Dataset rows about figures:

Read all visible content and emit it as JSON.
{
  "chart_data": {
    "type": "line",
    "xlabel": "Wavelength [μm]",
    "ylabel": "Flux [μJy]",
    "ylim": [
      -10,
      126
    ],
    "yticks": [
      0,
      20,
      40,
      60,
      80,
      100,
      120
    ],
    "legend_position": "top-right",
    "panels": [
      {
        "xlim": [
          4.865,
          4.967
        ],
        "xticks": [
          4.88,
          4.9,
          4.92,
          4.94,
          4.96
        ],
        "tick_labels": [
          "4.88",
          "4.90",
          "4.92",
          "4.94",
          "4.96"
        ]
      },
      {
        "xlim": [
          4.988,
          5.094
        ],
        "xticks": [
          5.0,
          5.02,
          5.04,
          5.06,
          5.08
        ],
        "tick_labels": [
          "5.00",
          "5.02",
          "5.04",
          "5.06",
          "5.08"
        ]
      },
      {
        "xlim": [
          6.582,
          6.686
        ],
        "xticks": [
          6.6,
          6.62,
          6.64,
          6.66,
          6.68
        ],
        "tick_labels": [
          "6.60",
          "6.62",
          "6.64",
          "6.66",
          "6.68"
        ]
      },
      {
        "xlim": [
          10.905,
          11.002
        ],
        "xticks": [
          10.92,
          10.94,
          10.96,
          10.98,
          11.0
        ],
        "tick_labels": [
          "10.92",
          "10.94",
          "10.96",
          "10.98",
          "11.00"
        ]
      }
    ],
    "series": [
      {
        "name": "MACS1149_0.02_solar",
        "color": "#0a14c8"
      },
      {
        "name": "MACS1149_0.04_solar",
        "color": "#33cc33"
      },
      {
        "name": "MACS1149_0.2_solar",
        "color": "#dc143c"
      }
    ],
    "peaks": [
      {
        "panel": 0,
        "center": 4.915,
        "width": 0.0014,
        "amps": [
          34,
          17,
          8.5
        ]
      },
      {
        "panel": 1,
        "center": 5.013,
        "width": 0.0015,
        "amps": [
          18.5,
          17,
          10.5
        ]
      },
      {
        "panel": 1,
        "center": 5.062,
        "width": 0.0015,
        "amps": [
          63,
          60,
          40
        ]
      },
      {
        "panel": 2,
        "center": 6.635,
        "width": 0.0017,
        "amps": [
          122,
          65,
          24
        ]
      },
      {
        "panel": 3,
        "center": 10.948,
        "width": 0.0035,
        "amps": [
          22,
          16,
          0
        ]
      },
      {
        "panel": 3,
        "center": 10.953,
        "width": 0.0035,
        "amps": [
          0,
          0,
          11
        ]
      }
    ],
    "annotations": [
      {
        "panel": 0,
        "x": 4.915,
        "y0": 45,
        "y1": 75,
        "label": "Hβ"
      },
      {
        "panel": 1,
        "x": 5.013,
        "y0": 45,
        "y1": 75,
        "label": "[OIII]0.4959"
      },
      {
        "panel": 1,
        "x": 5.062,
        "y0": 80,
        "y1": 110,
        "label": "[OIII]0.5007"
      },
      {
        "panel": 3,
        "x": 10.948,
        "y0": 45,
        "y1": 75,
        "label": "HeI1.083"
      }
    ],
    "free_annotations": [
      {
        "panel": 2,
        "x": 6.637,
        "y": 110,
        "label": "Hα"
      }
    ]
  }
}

Description of the task: From the listing above, pick out each line where the word "center" appears.

Correct response:
        "center": 4.915,
        "center": 5.013,
        "center": 5.062,
        "center": 6.635,
        "center": 10.948,
        "center": 10.953,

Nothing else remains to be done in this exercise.